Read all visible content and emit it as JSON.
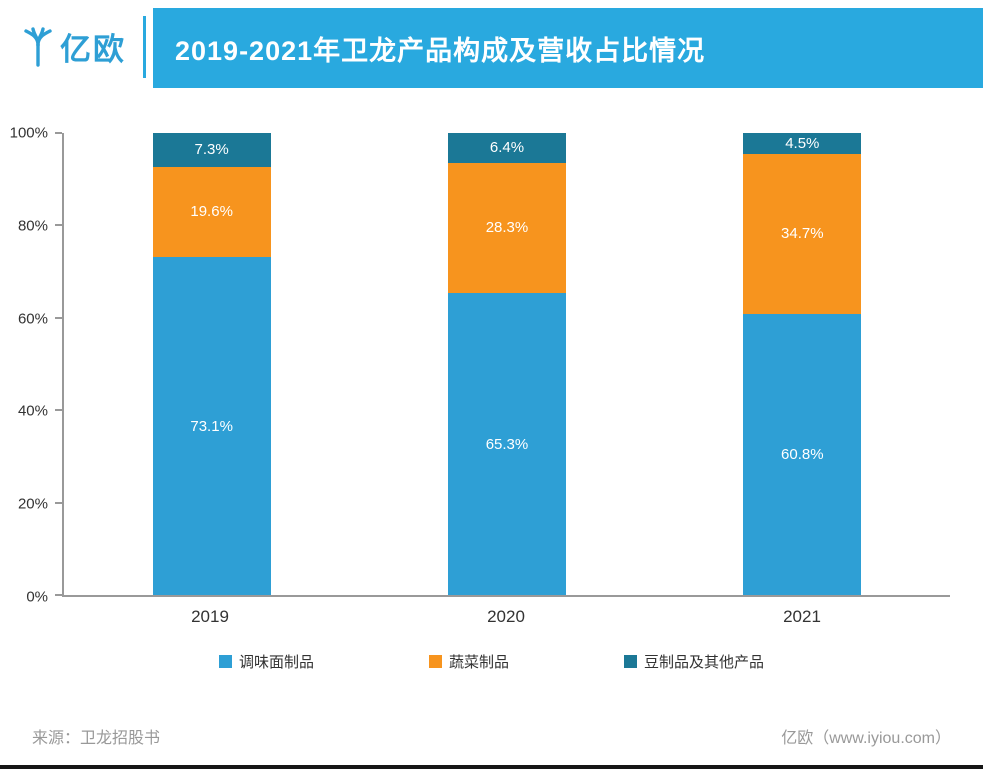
{
  "header": {
    "logo_text": "亿欧",
    "title": "2019-2021年卫龙产品构成及营收占比情况"
  },
  "colors": {
    "banner": "#29A9DF",
    "series_blue": "#2E9FD5",
    "series_orange": "#F7941E",
    "series_dark": "#1B7896",
    "axis": "#999999",
    "tick_text": "#333333",
    "footer_text": "#999999"
  },
  "chart_data": {
    "type": "bar",
    "stacked": true,
    "title": "2019-2021年卫龙产品构成及营收占比情况",
    "categories": [
      "2019",
      "2020",
      "2021"
    ],
    "series": [
      {
        "name": "调味面制品",
        "color": "#2E9FD5",
        "values": [
          73.1,
          65.3,
          60.8
        ]
      },
      {
        "name": "蔬菜制品",
        "color": "#F7941E",
        "values": [
          19.6,
          28.3,
          34.7
        ]
      },
      {
        "name": "豆制品及其他产品",
        "color": "#1B7896",
        "values": [
          7.3,
          6.4,
          4.5
        ]
      }
    ],
    "value_labels": [
      [
        "73.1%",
        "19.6%",
        "7.3%"
      ],
      [
        "65.3%",
        "28.3%",
        "6.4%"
      ],
      [
        "60.8%",
        "34.7%",
        "4.5%"
      ]
    ],
    "y_ticks": [
      "0%",
      "20%",
      "40%",
      "60%",
      "80%",
      "100%"
    ],
    "ylim": [
      0,
      100
    ],
    "grid": false,
    "legend_position": "bottom"
  },
  "footer": {
    "source": "来源：卫龙招股书",
    "credit": "亿欧（www.iyiou.com）"
  }
}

◆ ◆ ◆ ◆ ◆ ◆ ◆

[SHORT TASK]:
Print all of the records shown above exactly, leaving out each picture.

[SOLUTION TO THE EXERCISE]:
Read all visible content and emit it as JSON.
{
  "header": {
    "logo_text": "亿欧",
    "title": "2019-2021年卫龙产品构成及营收占比情况"
  },
  "colors": {
    "banner": "#29A9DF",
    "series_blue": "#2E9FD5",
    "series_orange": "#F7941E",
    "series_dark": "#1B7896",
    "axis": "#999999",
    "tick_text": "#333333",
    "footer_text": "#999999"
  },
  "chart_data": {
    "type": "bar",
    "stacked": true,
    "title": "2019-2021年卫龙产品构成及营收占比情况",
    "categories": [
      "2019",
      "2020",
      "2021"
    ],
    "series": [
      {
        "name": "调味面制品",
        "color": "#2E9FD5",
        "values": [
          73.1,
          65.3,
          60.8
        ]
      },
      {
        "name": "蔬菜制品",
        "color": "#F7941E",
        "values": [
          19.6,
          28.3,
          34.7
        ]
      },
      {
        "name": "豆制品及其他产品",
        "color": "#1B7896",
        "values": [
          7.3,
          6.4,
          4.5
        ]
      }
    ],
    "value_labels": [
      [
        "73.1%",
        "19.6%",
        "7.3%"
      ],
      [
        "65.3%",
        "28.3%",
        "6.4%"
      ],
      [
        "60.8%",
        "34.7%",
        "4.5%"
      ]
    ],
    "y_ticks": [
      "0%",
      "20%",
      "40%",
      "60%",
      "80%",
      "100%"
    ],
    "ylim": [
      0,
      100
    ],
    "grid": false,
    "legend_position": "bottom"
  },
  "footer": {
    "source": "来源：卫龙招股书",
    "credit": "亿欧（www.iyiou.com）"
  }
}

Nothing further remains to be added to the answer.